-- Problem description --
Wherever the string "subject" occurs in a line of these records, report that line.

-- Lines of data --
** begin **

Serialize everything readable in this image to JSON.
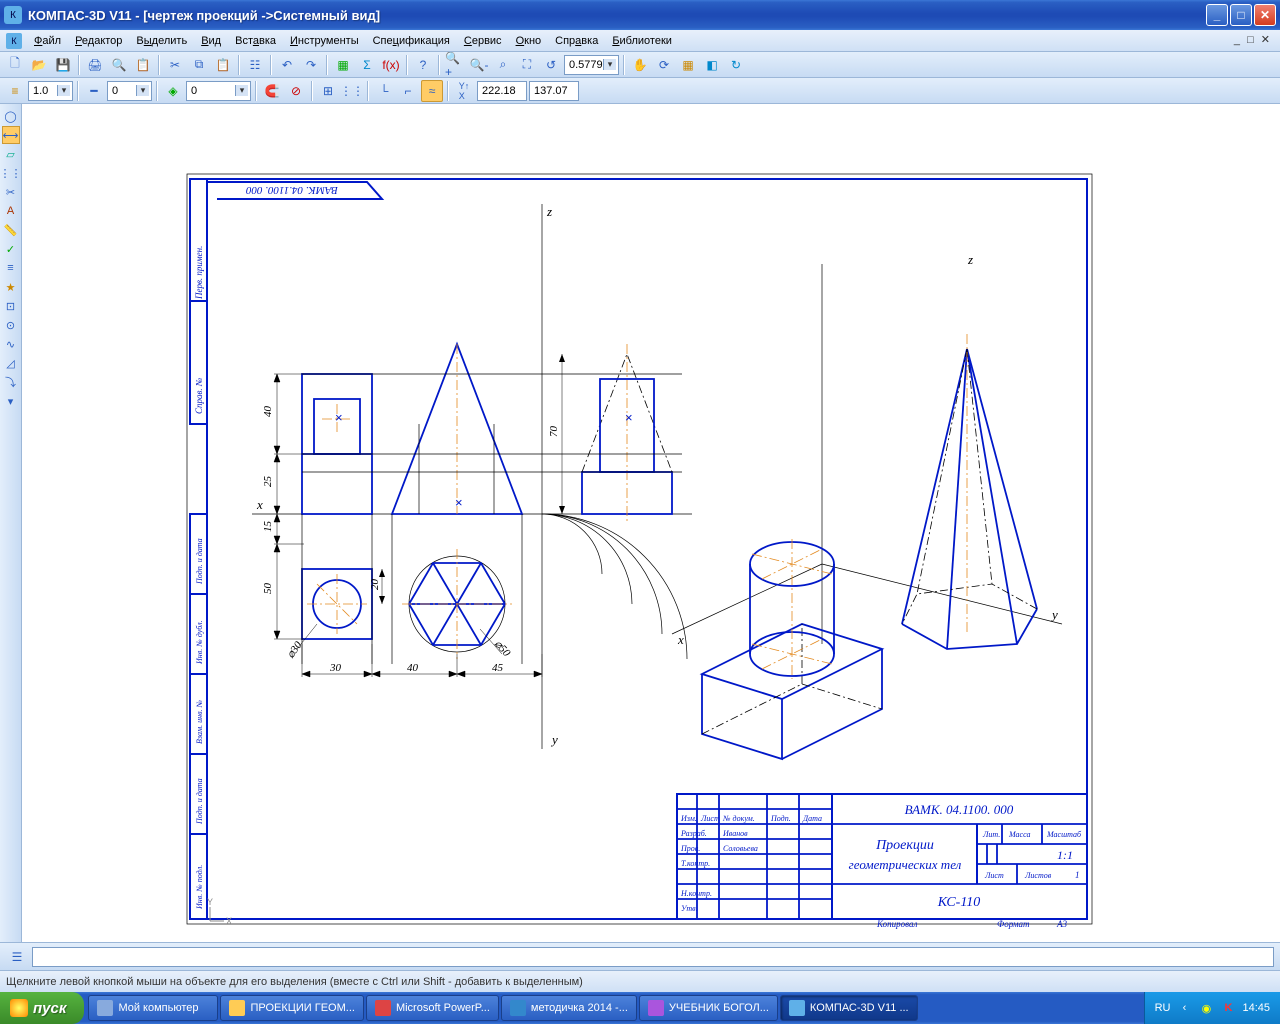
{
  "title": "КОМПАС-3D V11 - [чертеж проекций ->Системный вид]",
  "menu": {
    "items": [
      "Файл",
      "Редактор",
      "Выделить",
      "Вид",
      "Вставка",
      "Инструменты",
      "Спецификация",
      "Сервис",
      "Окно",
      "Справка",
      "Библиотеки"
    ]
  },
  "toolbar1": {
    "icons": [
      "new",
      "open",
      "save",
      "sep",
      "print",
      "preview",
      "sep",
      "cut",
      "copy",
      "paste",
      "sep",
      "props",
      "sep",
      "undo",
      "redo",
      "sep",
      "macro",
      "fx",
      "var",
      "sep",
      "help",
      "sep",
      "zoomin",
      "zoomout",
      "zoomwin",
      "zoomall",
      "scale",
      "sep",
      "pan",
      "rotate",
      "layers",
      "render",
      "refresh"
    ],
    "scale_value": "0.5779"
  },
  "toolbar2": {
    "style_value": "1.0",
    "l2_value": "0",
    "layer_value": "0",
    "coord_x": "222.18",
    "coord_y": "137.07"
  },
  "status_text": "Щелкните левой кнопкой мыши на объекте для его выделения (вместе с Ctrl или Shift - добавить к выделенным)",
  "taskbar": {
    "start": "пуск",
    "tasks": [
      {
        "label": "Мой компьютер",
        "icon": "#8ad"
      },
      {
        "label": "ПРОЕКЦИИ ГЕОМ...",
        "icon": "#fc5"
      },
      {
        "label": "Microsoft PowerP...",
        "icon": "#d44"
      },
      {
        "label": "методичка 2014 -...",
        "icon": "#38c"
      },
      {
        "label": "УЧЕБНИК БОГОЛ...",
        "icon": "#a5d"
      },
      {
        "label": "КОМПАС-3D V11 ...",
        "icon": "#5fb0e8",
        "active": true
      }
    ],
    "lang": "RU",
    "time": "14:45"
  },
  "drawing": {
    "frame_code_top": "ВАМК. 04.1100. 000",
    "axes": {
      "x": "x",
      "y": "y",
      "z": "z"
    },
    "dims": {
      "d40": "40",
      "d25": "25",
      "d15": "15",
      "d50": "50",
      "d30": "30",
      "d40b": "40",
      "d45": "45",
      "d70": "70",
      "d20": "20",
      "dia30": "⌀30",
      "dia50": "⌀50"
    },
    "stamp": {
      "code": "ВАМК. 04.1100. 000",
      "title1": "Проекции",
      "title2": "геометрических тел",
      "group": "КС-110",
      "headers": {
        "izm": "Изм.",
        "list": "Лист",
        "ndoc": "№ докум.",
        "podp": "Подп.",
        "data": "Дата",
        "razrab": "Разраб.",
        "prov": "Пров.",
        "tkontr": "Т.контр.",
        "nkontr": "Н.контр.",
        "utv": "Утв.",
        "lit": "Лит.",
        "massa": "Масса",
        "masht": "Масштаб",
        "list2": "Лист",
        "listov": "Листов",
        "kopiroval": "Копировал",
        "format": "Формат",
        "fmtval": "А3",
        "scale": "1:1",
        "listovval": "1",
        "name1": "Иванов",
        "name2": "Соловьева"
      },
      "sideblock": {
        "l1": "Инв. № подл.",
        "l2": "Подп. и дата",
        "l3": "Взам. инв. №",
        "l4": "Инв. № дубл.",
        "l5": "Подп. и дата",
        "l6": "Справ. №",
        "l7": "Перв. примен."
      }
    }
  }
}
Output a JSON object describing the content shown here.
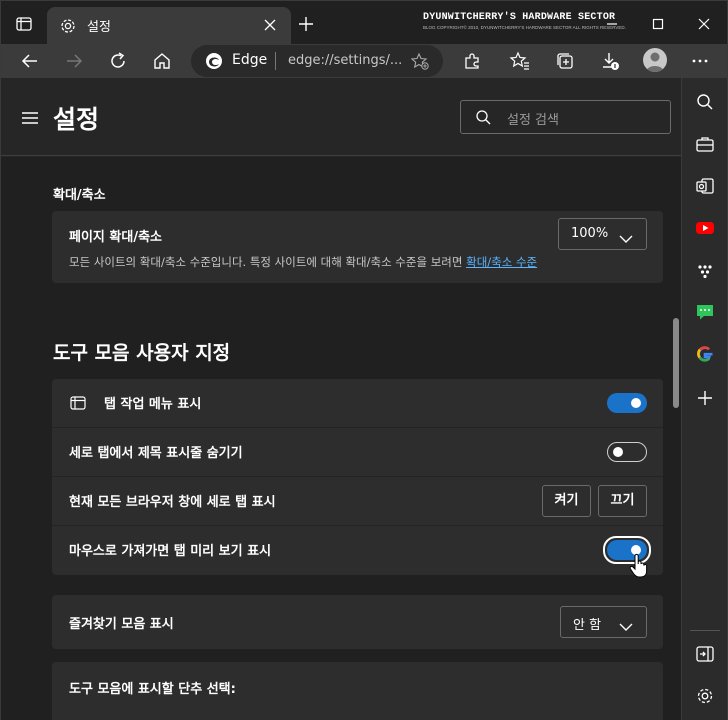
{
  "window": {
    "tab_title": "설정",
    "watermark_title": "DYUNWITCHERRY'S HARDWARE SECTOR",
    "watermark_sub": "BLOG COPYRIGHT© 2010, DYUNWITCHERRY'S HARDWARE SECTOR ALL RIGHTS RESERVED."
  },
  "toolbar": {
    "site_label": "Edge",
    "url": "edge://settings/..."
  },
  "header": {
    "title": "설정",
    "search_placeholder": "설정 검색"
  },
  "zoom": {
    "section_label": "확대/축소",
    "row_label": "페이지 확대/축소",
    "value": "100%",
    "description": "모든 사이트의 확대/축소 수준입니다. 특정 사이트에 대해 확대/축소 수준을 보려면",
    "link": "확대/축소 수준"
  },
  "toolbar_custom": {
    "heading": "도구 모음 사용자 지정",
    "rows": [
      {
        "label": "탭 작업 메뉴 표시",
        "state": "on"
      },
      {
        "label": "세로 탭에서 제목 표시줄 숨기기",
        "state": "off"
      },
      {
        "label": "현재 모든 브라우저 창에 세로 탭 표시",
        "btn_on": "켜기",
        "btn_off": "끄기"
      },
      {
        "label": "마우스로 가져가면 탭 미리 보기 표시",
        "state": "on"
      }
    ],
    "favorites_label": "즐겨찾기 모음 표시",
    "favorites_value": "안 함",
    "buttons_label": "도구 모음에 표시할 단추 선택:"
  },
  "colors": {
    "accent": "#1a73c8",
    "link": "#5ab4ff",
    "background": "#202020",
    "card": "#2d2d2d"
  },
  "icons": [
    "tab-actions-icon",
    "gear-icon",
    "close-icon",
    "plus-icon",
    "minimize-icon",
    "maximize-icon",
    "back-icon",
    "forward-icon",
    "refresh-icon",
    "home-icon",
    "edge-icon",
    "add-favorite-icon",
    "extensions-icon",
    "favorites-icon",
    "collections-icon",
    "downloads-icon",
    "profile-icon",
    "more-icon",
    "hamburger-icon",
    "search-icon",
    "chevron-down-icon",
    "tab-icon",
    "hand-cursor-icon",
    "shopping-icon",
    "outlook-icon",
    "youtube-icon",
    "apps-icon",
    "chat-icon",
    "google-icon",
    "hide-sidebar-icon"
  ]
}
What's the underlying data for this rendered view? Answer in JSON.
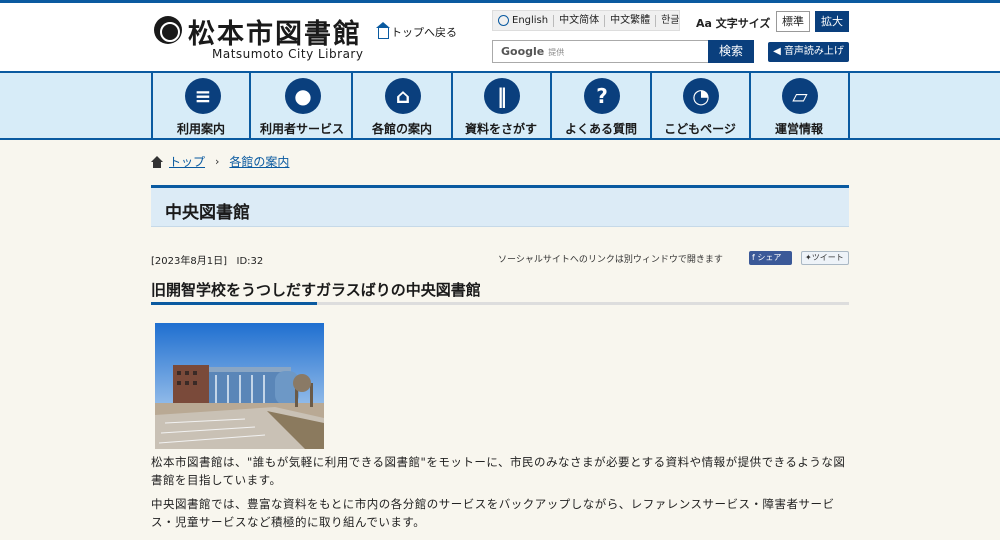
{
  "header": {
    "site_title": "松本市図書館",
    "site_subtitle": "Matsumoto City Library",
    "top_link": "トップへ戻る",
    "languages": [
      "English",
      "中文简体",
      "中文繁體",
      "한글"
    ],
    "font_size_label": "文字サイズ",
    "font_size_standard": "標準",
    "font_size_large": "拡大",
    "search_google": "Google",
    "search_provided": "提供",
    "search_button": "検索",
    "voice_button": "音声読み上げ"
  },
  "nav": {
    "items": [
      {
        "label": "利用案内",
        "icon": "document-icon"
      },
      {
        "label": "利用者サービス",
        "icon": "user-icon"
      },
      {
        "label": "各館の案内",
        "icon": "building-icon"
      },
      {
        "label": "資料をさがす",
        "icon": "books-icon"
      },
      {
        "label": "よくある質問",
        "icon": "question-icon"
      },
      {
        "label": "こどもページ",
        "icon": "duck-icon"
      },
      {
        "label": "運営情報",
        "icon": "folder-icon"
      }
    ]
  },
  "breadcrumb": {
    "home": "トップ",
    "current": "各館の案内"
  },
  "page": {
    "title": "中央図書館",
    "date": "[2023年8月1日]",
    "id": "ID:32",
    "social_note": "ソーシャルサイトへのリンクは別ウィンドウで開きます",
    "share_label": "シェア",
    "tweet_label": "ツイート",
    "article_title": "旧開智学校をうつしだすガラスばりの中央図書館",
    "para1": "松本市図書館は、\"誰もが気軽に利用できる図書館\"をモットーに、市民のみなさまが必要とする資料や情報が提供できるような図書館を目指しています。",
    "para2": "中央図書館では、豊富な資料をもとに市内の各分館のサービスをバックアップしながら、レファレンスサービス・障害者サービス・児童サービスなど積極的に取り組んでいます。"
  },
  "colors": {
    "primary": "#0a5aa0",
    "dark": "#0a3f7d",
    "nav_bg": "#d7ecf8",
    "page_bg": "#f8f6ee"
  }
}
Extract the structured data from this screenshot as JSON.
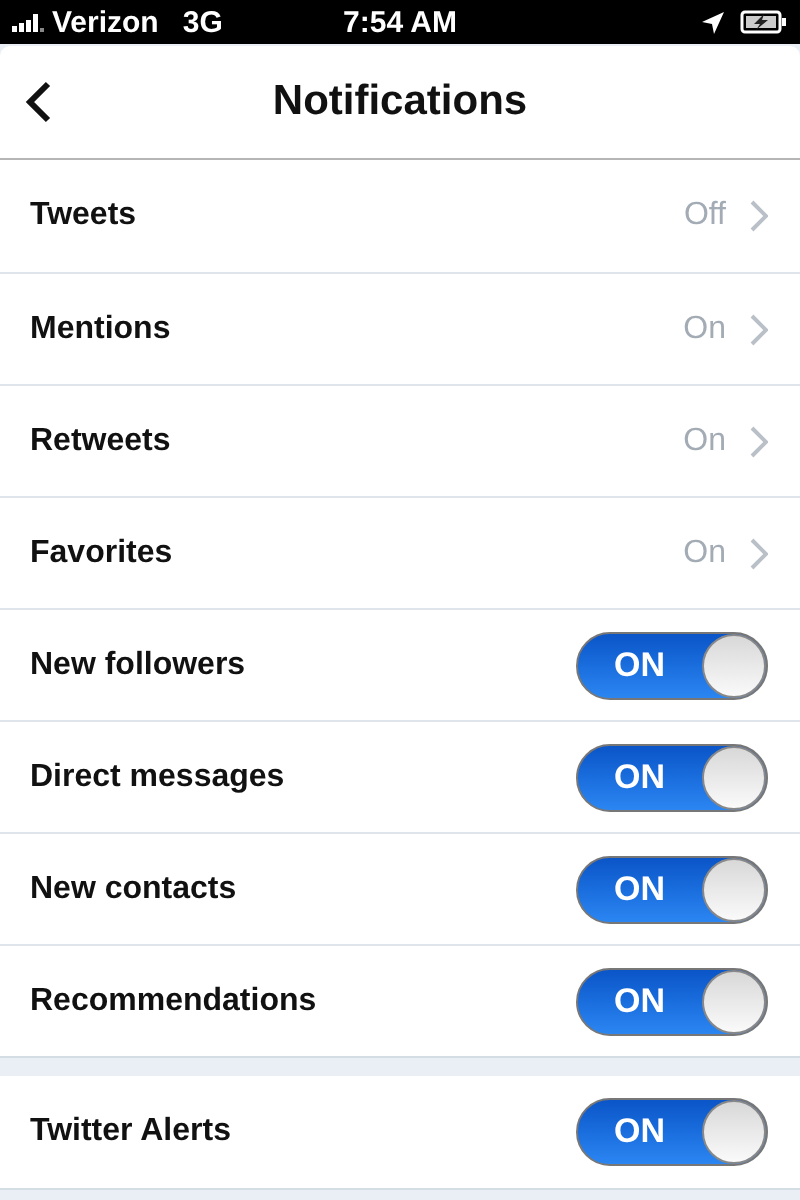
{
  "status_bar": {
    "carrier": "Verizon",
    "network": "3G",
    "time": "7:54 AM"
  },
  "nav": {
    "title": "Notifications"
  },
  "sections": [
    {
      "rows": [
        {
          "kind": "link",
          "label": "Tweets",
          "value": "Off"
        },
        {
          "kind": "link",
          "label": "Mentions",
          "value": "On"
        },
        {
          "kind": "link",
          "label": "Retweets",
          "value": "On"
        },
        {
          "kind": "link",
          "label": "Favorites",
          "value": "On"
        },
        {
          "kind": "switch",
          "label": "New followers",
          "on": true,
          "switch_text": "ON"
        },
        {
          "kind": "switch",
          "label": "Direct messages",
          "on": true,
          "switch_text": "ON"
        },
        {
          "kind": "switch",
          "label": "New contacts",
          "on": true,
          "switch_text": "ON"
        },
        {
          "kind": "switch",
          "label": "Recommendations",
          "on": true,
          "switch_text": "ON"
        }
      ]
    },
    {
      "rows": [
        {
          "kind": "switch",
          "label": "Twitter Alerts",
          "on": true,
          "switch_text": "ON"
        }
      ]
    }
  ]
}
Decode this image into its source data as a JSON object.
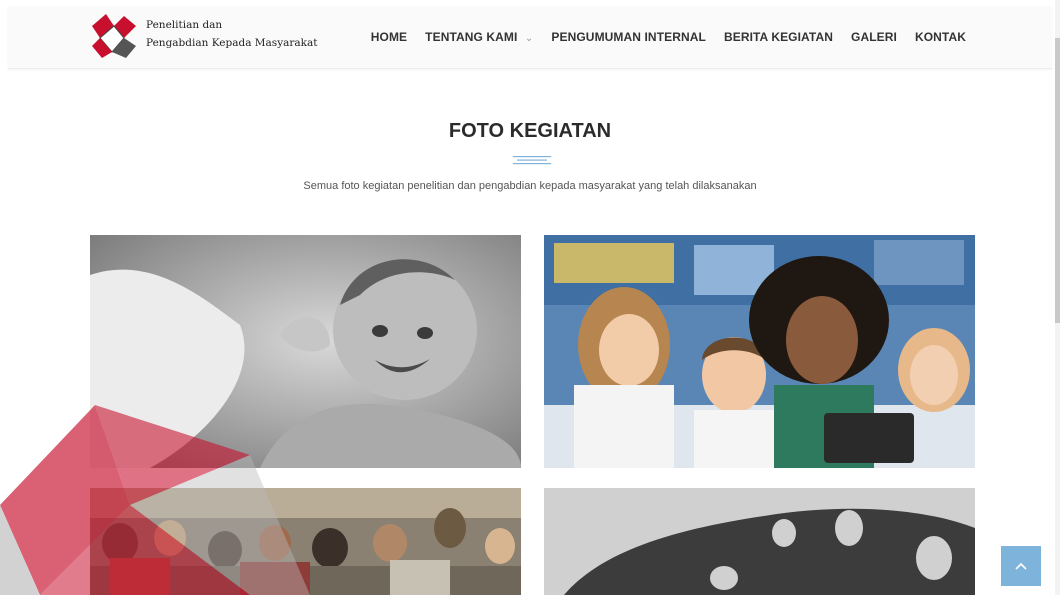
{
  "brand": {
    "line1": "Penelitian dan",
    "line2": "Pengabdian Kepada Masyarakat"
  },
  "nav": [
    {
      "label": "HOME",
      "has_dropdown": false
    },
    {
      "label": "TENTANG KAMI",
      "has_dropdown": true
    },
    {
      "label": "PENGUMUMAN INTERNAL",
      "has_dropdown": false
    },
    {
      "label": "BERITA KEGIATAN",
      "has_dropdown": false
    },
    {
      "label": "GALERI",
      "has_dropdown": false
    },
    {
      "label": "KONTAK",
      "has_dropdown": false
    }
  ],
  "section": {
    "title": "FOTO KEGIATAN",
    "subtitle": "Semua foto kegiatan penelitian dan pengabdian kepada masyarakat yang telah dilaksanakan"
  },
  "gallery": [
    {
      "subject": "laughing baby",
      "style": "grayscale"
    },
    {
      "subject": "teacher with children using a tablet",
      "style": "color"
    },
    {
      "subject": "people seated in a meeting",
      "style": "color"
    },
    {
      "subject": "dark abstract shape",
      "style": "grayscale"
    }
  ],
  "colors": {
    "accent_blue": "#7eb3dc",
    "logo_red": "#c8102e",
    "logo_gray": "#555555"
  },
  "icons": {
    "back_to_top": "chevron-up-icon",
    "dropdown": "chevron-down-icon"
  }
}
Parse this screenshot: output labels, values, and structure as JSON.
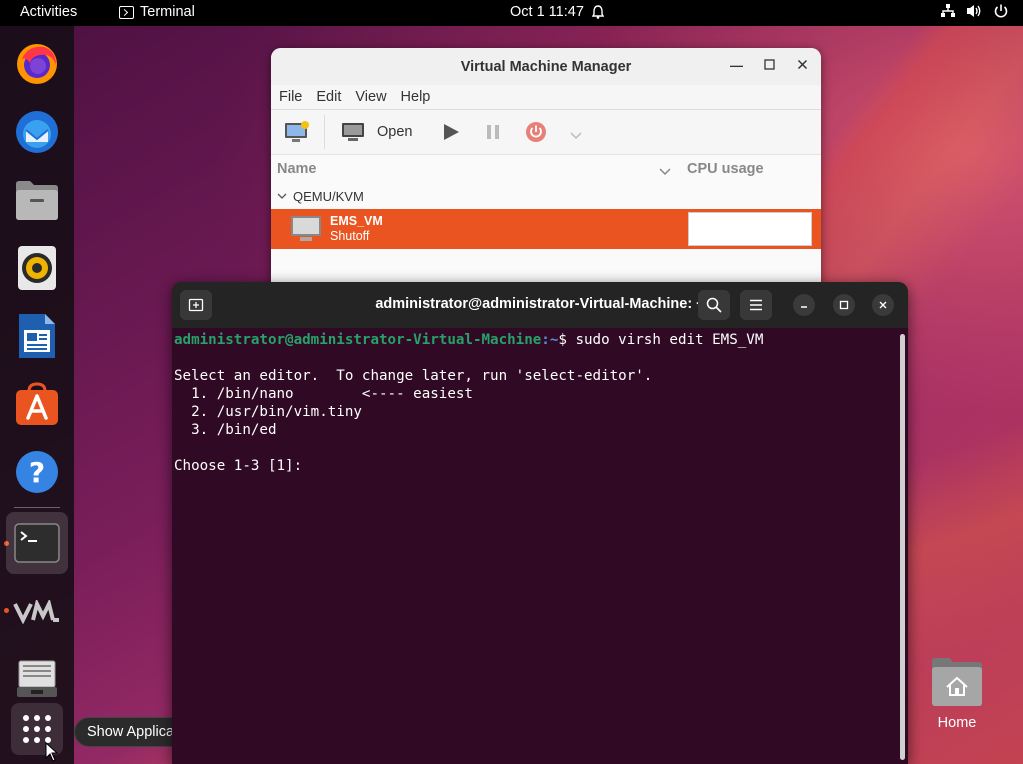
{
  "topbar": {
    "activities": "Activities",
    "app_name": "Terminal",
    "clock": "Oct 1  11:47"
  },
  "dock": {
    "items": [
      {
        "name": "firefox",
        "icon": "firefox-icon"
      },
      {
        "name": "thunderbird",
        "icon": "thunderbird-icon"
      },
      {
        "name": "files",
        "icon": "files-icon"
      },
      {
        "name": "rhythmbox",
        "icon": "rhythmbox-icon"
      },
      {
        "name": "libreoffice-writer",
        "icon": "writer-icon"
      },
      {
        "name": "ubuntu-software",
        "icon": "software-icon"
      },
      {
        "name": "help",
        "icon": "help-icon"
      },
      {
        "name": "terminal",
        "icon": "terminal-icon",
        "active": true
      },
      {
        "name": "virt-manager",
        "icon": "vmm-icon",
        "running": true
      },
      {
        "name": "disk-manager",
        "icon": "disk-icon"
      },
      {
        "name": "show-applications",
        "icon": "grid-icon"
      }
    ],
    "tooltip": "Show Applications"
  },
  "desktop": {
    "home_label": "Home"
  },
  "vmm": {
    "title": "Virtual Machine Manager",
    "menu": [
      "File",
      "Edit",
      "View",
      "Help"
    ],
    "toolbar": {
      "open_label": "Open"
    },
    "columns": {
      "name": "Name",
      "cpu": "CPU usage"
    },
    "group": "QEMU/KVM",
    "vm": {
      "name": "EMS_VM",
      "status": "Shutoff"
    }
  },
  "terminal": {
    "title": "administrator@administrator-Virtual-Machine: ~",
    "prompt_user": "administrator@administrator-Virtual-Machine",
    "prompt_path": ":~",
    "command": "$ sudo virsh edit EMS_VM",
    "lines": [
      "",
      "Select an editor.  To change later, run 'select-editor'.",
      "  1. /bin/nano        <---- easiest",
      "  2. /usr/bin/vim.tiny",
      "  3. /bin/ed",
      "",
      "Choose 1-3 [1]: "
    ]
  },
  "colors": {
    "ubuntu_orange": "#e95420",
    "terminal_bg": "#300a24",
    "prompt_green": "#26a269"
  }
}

** end **

-- Result of the task --
      "subject": "laughing baby",
      "subject": "teacher with children using a tablet",
      "subject": "people seated in a meeting",
      "subject": "dark abstract shape",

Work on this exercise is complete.